--- Entries supplied ---
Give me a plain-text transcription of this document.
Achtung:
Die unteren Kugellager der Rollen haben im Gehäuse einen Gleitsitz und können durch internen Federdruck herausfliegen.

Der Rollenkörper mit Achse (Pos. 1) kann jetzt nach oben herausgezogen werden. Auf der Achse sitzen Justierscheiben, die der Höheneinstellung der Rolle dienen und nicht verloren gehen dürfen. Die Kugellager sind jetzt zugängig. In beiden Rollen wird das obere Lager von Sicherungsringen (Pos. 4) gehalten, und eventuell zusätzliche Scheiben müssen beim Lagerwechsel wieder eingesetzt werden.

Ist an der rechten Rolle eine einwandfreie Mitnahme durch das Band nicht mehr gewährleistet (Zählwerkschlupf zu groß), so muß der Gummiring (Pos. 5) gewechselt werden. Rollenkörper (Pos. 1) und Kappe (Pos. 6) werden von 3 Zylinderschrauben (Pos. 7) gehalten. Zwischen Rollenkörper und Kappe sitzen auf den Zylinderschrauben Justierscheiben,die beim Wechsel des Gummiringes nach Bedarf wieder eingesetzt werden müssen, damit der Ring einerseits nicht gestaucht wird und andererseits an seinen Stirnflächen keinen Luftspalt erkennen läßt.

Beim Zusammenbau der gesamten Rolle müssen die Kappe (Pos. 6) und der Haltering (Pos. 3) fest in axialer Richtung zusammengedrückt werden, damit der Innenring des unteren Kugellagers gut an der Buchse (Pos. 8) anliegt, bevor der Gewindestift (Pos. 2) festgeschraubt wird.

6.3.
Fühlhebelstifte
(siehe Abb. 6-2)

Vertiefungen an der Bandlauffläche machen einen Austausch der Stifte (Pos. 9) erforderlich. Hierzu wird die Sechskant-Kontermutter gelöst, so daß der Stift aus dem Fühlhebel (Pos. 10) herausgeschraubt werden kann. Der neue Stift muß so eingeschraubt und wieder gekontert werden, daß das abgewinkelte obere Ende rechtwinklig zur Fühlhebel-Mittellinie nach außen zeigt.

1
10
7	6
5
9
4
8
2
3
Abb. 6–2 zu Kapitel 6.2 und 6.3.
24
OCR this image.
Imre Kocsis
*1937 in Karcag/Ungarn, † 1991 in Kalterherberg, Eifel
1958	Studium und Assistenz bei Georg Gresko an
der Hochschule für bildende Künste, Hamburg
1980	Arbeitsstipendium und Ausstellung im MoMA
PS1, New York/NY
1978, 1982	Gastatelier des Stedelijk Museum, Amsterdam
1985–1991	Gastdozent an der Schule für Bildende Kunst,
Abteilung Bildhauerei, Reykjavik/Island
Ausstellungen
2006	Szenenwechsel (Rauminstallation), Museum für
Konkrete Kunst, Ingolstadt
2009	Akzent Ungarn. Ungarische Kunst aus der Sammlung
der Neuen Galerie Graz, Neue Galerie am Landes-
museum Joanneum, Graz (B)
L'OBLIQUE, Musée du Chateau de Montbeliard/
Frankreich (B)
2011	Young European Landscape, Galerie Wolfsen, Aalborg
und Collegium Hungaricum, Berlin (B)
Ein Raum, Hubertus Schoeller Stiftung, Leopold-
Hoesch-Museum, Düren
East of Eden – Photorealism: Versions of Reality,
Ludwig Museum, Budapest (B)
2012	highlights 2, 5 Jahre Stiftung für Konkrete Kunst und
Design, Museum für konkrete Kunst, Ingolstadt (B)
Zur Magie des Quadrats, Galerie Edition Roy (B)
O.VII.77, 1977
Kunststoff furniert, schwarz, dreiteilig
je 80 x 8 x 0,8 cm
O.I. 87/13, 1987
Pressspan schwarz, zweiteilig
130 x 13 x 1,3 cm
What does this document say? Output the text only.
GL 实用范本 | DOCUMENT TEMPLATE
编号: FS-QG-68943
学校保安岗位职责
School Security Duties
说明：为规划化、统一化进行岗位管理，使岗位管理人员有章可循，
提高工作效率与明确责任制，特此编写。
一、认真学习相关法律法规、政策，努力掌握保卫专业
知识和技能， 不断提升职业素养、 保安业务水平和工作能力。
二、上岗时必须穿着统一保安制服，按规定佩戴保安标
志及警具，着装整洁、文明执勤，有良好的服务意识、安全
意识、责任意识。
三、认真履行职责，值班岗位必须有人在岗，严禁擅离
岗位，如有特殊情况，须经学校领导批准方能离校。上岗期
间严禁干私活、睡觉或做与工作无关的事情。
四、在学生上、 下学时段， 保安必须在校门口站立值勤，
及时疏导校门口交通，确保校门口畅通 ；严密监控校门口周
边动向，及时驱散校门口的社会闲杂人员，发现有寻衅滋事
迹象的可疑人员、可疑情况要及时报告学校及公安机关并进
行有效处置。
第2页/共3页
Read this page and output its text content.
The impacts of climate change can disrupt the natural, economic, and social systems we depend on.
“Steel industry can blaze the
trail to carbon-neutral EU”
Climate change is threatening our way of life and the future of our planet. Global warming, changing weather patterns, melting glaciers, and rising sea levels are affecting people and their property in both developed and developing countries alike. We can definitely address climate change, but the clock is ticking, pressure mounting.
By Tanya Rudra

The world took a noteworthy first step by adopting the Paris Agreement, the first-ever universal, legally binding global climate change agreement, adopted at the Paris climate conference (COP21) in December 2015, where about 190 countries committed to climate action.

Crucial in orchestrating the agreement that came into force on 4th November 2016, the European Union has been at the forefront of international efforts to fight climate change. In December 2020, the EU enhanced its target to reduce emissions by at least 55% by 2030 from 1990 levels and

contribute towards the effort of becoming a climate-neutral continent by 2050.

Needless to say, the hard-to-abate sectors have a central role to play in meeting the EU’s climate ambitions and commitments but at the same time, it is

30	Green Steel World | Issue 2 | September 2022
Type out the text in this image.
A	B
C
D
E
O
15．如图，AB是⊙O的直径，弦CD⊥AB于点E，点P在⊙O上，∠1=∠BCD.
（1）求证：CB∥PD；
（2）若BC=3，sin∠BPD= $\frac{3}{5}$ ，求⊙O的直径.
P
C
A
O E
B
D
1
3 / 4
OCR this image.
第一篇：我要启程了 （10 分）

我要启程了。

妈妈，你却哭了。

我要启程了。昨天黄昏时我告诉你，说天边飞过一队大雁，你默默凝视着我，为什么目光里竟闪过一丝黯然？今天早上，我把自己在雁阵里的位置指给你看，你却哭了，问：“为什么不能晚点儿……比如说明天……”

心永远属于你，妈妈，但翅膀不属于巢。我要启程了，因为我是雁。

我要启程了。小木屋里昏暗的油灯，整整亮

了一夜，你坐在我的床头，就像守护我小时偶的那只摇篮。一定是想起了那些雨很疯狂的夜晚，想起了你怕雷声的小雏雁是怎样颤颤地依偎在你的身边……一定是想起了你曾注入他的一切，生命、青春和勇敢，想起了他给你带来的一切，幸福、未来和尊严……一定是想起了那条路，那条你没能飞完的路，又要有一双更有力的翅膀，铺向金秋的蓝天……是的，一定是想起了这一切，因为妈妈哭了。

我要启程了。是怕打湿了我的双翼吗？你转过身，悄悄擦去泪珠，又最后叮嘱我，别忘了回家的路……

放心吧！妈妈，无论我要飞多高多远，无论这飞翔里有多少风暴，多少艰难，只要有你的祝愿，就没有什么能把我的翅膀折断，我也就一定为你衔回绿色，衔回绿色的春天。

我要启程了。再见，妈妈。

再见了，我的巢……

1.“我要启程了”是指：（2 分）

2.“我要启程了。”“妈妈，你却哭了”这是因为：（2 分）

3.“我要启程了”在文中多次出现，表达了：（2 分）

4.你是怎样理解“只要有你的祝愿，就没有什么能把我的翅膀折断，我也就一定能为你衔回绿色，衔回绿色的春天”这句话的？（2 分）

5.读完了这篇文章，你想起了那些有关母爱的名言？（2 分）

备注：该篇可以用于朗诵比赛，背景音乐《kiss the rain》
---
● Problem
Search the records for the word "Ingolstadt", then list every line that has it.

● The completed task
Konkrete Kunst, Ingolstadt
Design, Museum für konkrete Kunst, Ingolstadt (B)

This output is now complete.